Data listing:
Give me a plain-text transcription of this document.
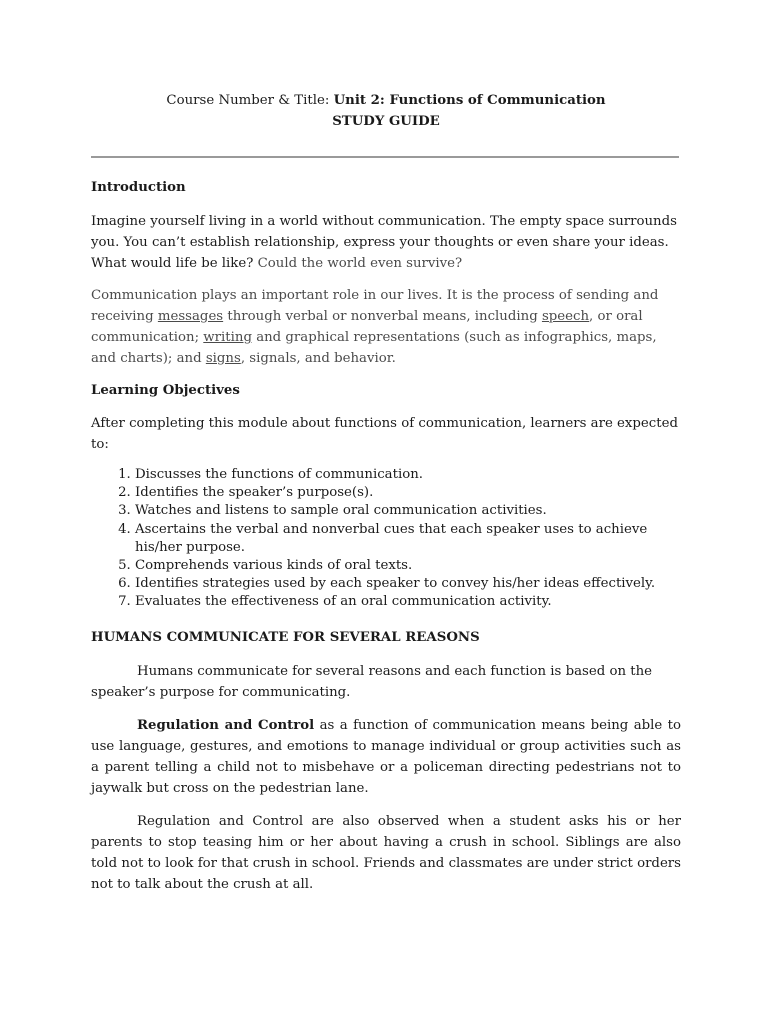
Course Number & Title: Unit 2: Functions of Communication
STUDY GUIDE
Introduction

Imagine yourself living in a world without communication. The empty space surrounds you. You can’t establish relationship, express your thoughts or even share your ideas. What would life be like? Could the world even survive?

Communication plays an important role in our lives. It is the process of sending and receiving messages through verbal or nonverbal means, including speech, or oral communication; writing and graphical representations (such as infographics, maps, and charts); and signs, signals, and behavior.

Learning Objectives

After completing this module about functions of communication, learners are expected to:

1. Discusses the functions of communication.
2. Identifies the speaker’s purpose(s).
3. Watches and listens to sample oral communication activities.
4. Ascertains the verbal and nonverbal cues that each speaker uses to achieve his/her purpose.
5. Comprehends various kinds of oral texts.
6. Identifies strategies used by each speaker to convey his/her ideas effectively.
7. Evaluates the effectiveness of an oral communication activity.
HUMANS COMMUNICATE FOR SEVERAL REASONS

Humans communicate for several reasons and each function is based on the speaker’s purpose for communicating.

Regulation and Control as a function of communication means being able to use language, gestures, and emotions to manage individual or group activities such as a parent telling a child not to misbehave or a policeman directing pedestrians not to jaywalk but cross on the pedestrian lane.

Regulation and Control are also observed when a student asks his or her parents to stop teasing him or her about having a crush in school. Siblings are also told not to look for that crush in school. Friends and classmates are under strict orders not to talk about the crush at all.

---

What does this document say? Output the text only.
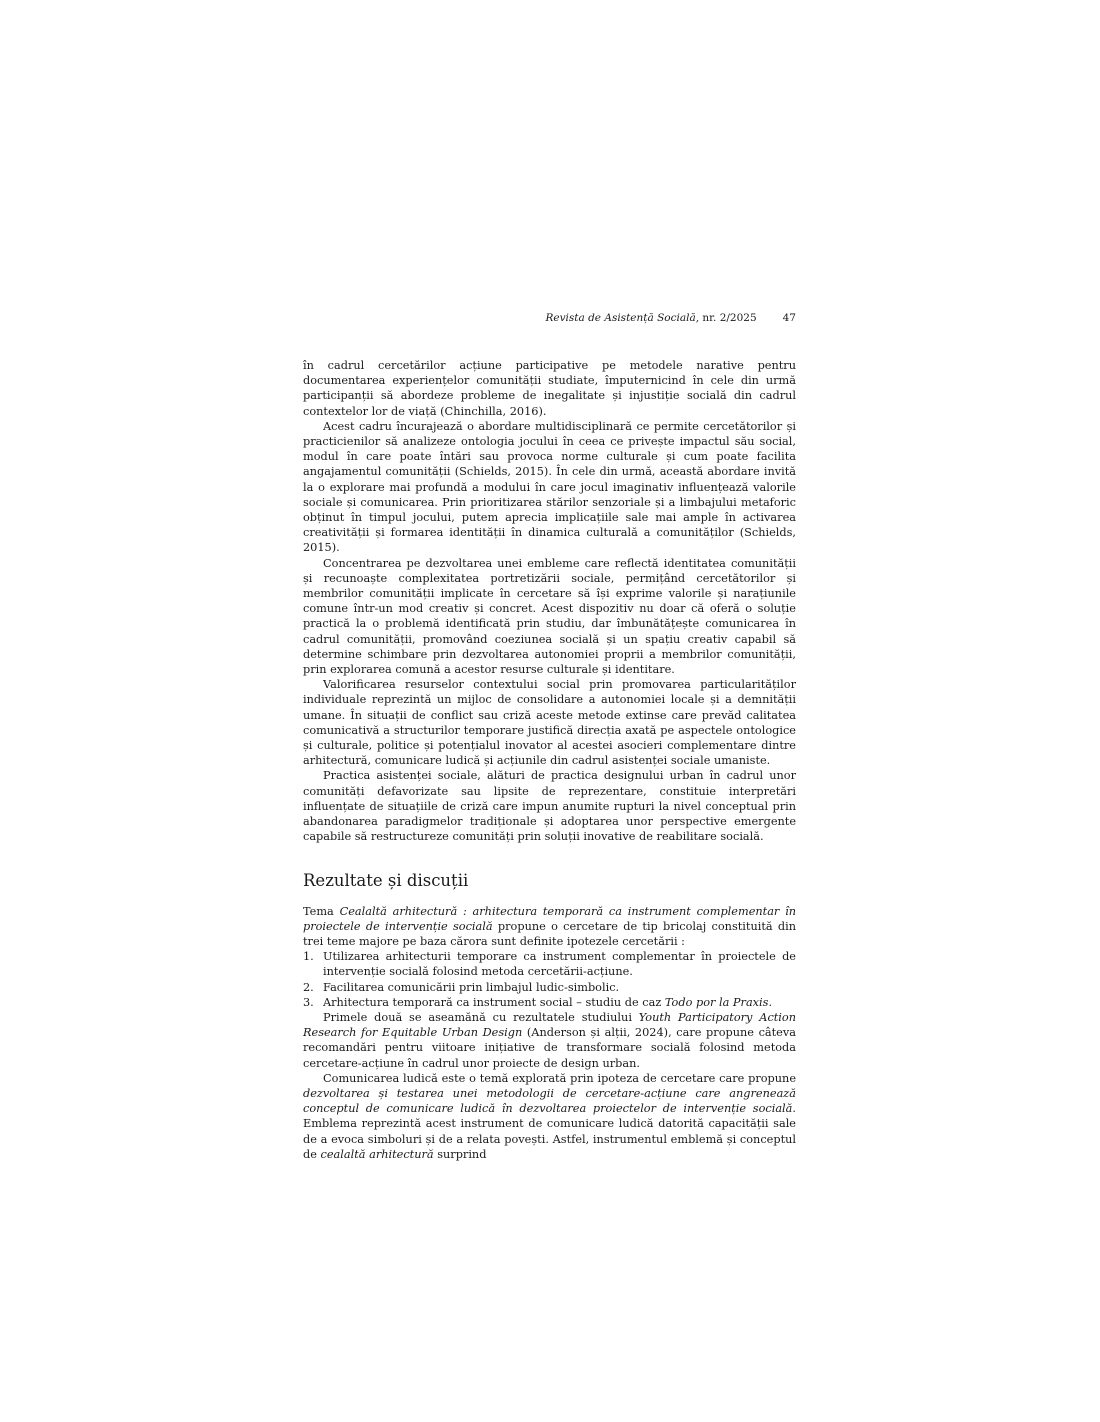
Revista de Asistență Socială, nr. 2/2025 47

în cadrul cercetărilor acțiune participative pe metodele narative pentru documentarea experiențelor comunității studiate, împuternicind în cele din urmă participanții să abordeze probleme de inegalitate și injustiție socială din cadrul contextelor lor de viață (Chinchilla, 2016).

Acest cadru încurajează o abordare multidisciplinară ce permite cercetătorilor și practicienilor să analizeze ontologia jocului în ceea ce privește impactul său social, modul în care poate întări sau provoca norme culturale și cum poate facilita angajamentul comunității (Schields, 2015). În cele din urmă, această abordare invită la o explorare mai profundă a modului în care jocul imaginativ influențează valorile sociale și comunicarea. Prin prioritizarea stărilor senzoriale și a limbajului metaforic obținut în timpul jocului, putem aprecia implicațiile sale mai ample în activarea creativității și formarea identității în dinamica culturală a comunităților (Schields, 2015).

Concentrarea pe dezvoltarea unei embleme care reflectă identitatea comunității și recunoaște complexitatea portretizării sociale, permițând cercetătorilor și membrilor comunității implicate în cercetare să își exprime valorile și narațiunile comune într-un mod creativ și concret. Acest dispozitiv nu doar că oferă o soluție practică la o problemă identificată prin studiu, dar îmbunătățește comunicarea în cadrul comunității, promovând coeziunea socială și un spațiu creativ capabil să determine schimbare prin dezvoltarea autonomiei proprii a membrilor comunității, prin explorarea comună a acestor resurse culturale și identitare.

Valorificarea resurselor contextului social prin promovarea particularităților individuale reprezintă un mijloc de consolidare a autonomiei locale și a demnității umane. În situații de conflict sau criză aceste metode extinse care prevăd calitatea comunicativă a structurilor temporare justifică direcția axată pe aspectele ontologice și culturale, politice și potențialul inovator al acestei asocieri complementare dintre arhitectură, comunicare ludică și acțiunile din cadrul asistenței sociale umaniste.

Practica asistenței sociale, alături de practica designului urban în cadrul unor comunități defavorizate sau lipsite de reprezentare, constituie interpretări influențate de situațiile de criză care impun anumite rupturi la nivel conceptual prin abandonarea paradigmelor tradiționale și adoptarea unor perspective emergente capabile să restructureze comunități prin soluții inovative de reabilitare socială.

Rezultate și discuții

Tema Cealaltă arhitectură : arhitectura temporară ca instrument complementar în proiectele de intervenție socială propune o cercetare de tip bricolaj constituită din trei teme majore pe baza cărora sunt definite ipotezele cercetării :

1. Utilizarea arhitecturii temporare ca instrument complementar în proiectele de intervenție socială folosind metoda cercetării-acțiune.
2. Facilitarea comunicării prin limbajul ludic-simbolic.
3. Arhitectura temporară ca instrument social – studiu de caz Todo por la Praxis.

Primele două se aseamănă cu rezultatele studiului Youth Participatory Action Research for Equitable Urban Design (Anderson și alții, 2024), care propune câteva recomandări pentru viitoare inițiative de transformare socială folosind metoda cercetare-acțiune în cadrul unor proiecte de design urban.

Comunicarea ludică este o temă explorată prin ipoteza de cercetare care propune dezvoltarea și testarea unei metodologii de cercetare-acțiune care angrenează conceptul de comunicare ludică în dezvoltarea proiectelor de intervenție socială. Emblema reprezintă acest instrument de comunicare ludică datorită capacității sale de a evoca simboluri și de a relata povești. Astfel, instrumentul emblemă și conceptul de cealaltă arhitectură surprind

What you are asked to do: Count the lines in the entries that hold the word "unor", and give nothing but the total.

Response to the task: 2